──────── DATA PROVIDED

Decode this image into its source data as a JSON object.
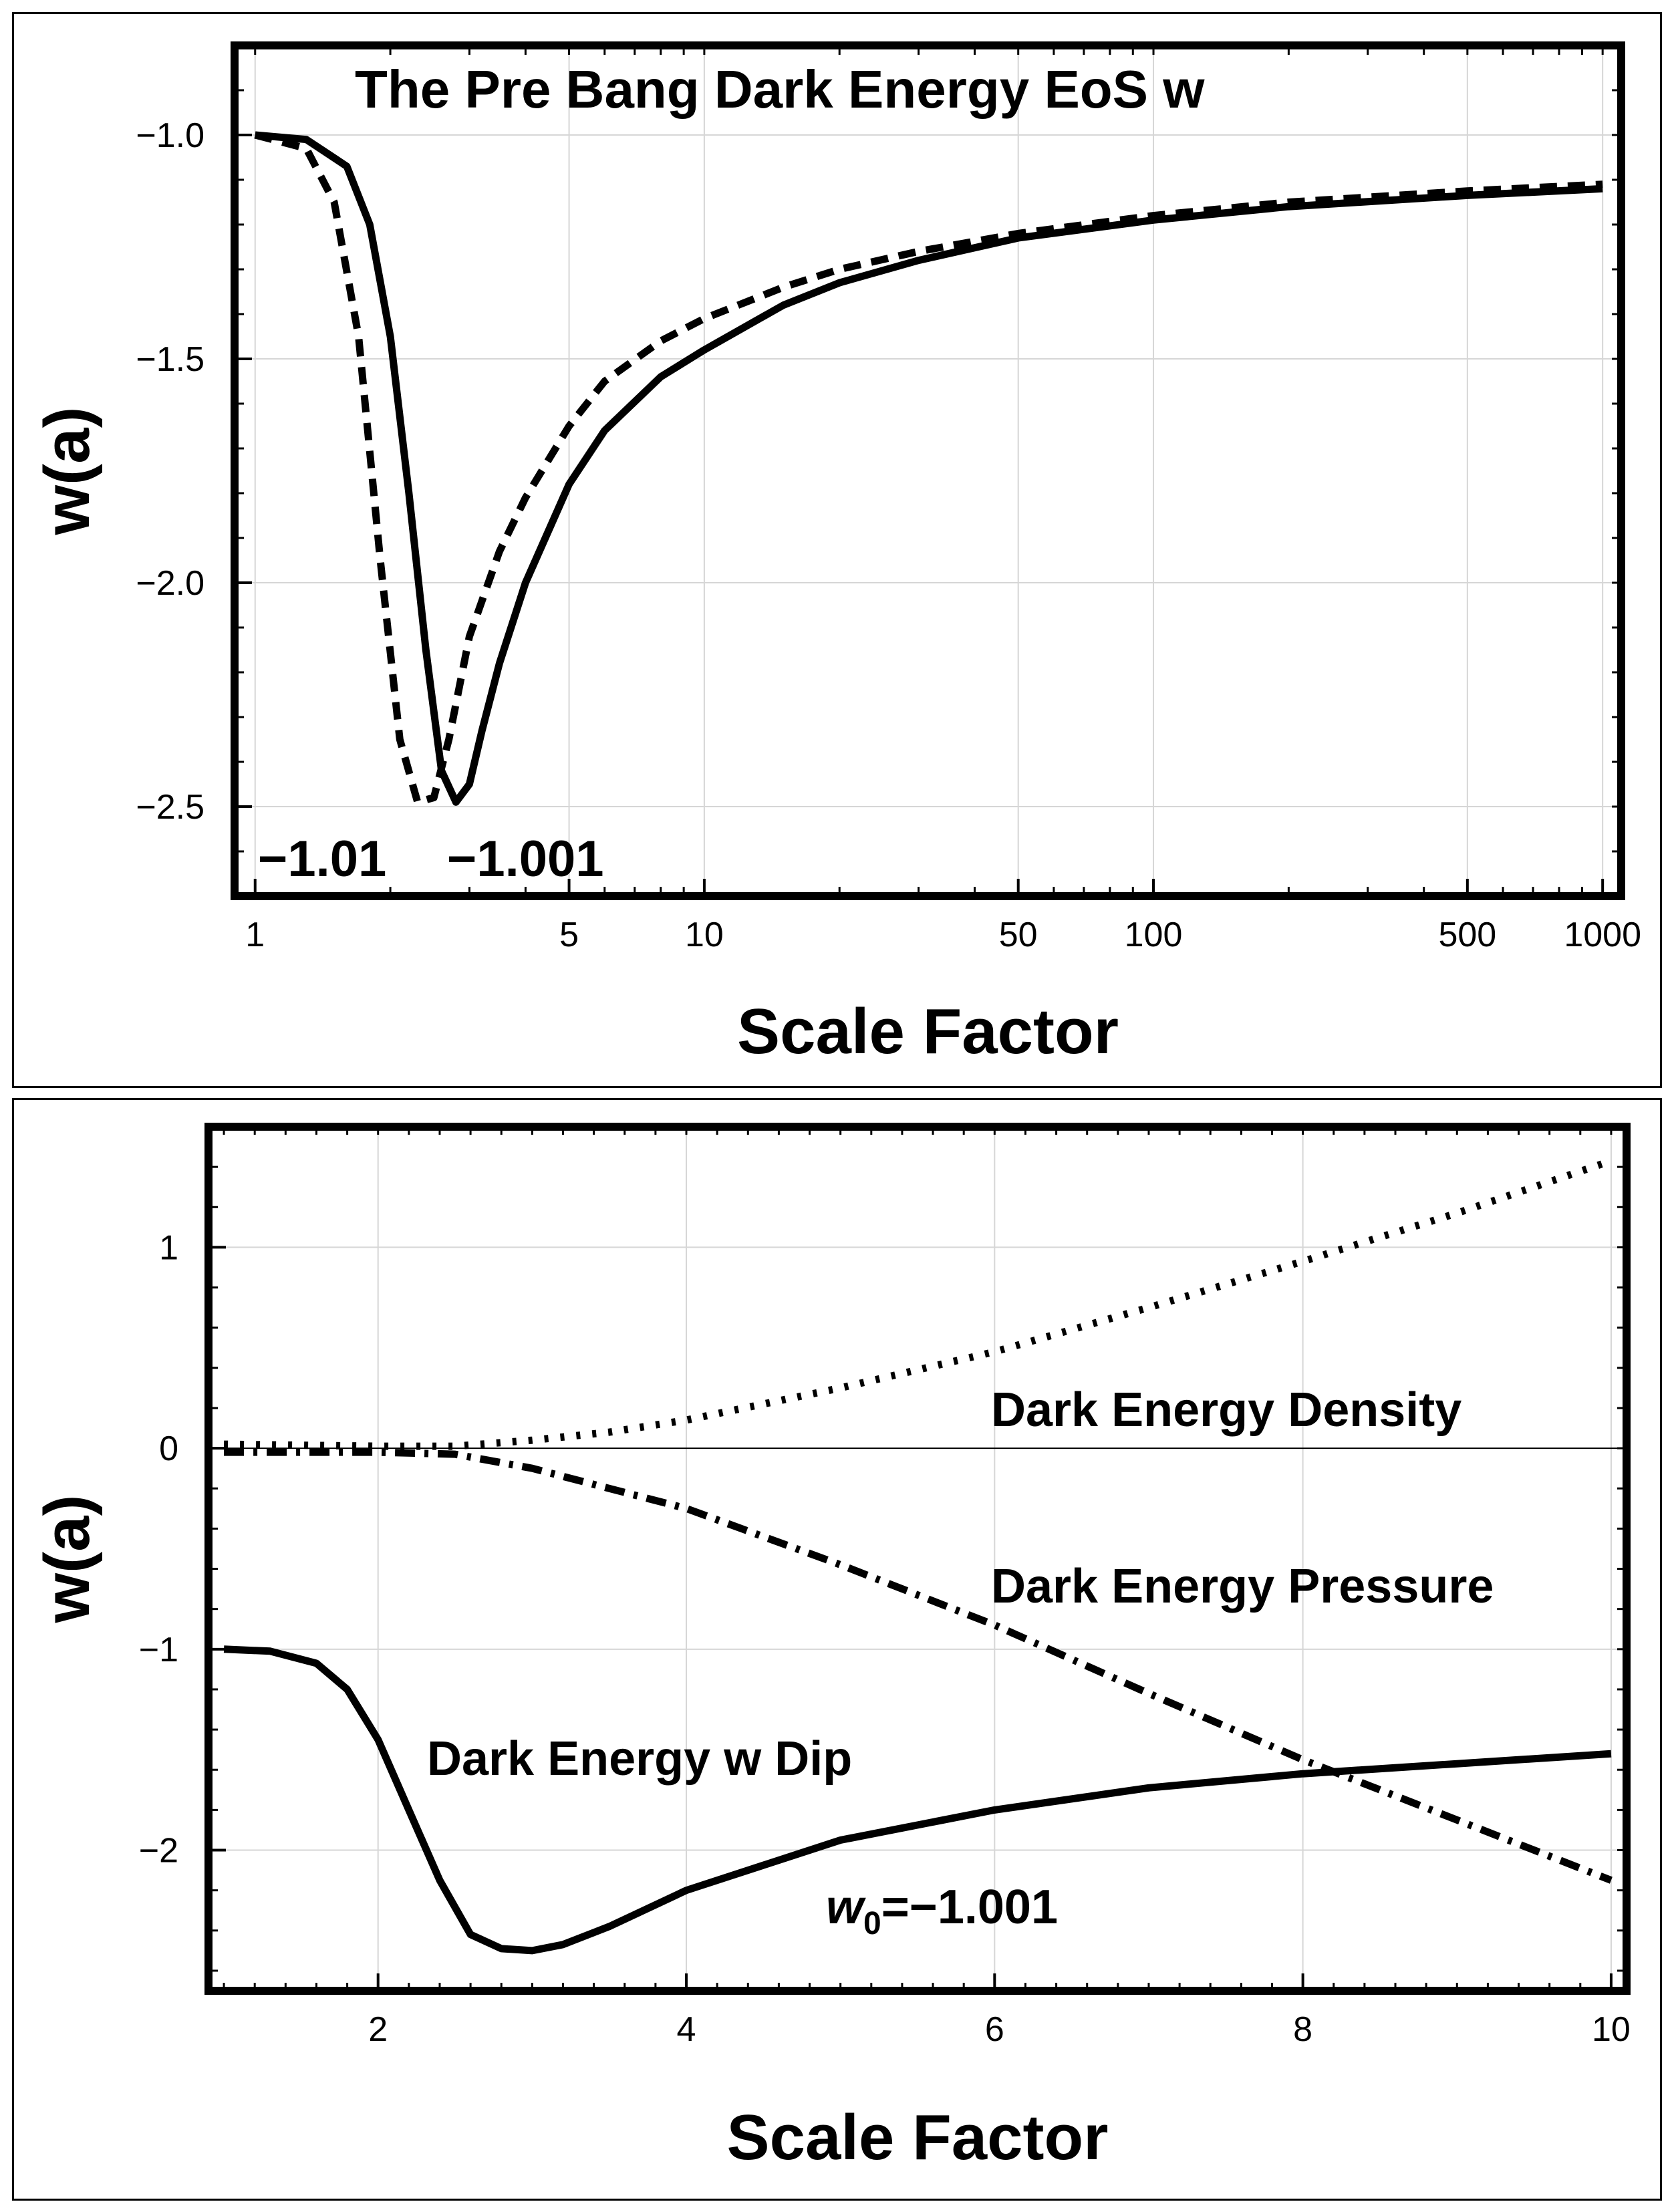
{
  "chart_data": [
    {
      "type": "line",
      "title": "The Pre Bang Dark Energy EoS w",
      "xlabel": "Scale Factor",
      "ylabel": "w(a)",
      "xscale": "log",
      "xlim": [
        0.9,
        1100
      ],
      "ylim": [
        -2.7,
        -0.8
      ],
      "grid": true,
      "xticks": [
        1,
        5,
        10,
        50,
        100,
        500,
        1000
      ],
      "xtick_labels": [
        "1",
        "5",
        "10",
        "50",
        "100",
        "500",
        "1000"
      ],
      "yticks": [
        -1.0,
        -1.5,
        -2.0,
        -2.5
      ],
      "ytick_labels": [
        "−1.0",
        "−1.5",
        "−2.0",
        "−2.5"
      ],
      "x_grid": [
        1,
        5,
        10,
        50,
        100,
        500,
        1000
      ],
      "y_grid": [
        -1.0,
        -1.5,
        -2.0,
        -2.5
      ],
      "annotations": [
        "−1.01",
        "−1.001"
      ],
      "series": [
        {
          "name": "−1.01",
          "style": "dashed",
          "x": [
            1,
            1.3,
            1.5,
            1.7,
            1.9,
            2.1,
            2.3,
            2.5,
            2.7,
            3.0,
            3.5,
            4,
            5,
            6,
            8,
            10,
            15,
            20,
            30,
            50,
            100,
            200,
            500,
            1000
          ],
          "y": [
            -1.0,
            -1.03,
            -1.15,
            -1.45,
            -1.95,
            -2.35,
            -2.49,
            -2.48,
            -2.35,
            -2.12,
            -1.93,
            -1.81,
            -1.65,
            -1.55,
            -1.46,
            -1.41,
            -1.34,
            -1.3,
            -1.26,
            -1.22,
            -1.18,
            -1.15,
            -1.125,
            -1.11
          ]
        },
        {
          "name": "−1.001",
          "style": "solid",
          "x": [
            1,
            1.3,
            1.6,
            1.8,
            2.0,
            2.2,
            2.4,
            2.6,
            2.8,
            3.0,
            3.2,
            3.5,
            4,
            5,
            6,
            8,
            10,
            15,
            20,
            30,
            50,
            100,
            200,
            500,
            1000
          ],
          "y": [
            -1.0,
            -1.01,
            -1.07,
            -1.2,
            -1.45,
            -1.8,
            -2.15,
            -2.42,
            -2.49,
            -2.45,
            -2.33,
            -2.18,
            -2.0,
            -1.78,
            -1.66,
            -1.54,
            -1.48,
            -1.38,
            -1.33,
            -1.28,
            -1.23,
            -1.19,
            -1.16,
            -1.135,
            -1.12
          ]
        }
      ]
    },
    {
      "type": "line",
      "title": "",
      "xlabel": "Scale Factor",
      "ylabel": "w(a)",
      "xlim": [
        0.9,
        10.1
      ],
      "ylim": [
        -2.7,
        1.6
      ],
      "grid": true,
      "xticks": [
        2,
        4,
        6,
        8,
        10
      ],
      "xtick_labels": [
        "2",
        "4",
        "6",
        "8",
        "10"
      ],
      "yticks": [
        1,
        0,
        -1,
        -2
      ],
      "ytick_labels": [
        "1",
        "0",
        "−1",
        "−2"
      ],
      "x_grid": [
        2,
        4,
        6,
        8,
        10
      ],
      "y_grid": [
        1,
        -1,
        -2
      ],
      "annotations": [
        "Dark Energy Density",
        "Dark Energy Pressure",
        "Dark Energy w Dip"
      ],
      "w0_label": {
        "symbol": "w",
        "subscript": "0",
        "value": "=−1.001"
      },
      "series": [
        {
          "name": "Dark Energy Density",
          "style": "dotted",
          "x": [
            1,
            2,
            2.5,
            3,
            3.5,
            4,
            5,
            6,
            7,
            8,
            9,
            10
          ],
          "y": [
            0.02,
            0.01,
            0.01,
            0.04,
            0.08,
            0.14,
            0.3,
            0.48,
            0.7,
            0.93,
            1.17,
            1.43
          ]
        },
        {
          "name": "Dark Energy Pressure",
          "style": "dashdot",
          "x": [
            1,
            2,
            2.5,
            3,
            3.5,
            4,
            5,
            6,
            7,
            8,
            9,
            10
          ],
          "y": [
            -0.02,
            -0.02,
            -0.03,
            -0.1,
            -0.2,
            -0.3,
            -0.58,
            -0.88,
            -1.22,
            -1.55,
            -1.85,
            -2.15
          ]
        },
        {
          "name": "Dark Energy w Dip",
          "style": "solid",
          "x": [
            1,
            1.3,
            1.6,
            1.8,
            2.0,
            2.2,
            2.4,
            2.6,
            2.8,
            3.0,
            3.2,
            3.5,
            4,
            5,
            6,
            7,
            8,
            9,
            10
          ],
          "y": [
            -1.0,
            -1.01,
            -1.07,
            -1.2,
            -1.45,
            -1.8,
            -2.15,
            -2.42,
            -2.49,
            -2.5,
            -2.47,
            -2.38,
            -2.2,
            -1.95,
            -1.8,
            -1.69,
            -1.62,
            -1.57,
            -1.52
          ]
        }
      ]
    }
  ]
}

────────────────

**WRITTEN EXERCISE:** Track down every line with the word "Dark" and copy it.

**EXERCISE ANSWER:**
      "title": "The Pre Bang Dark Energy EoS w",
        "Dark Energy Density",
        "Dark Energy Pressure",
        "Dark Energy w Dip"
          "name": "Dark Energy Density",
          "name": "Dark Energy Pressure",
          "name": "Dark Energy w Dip",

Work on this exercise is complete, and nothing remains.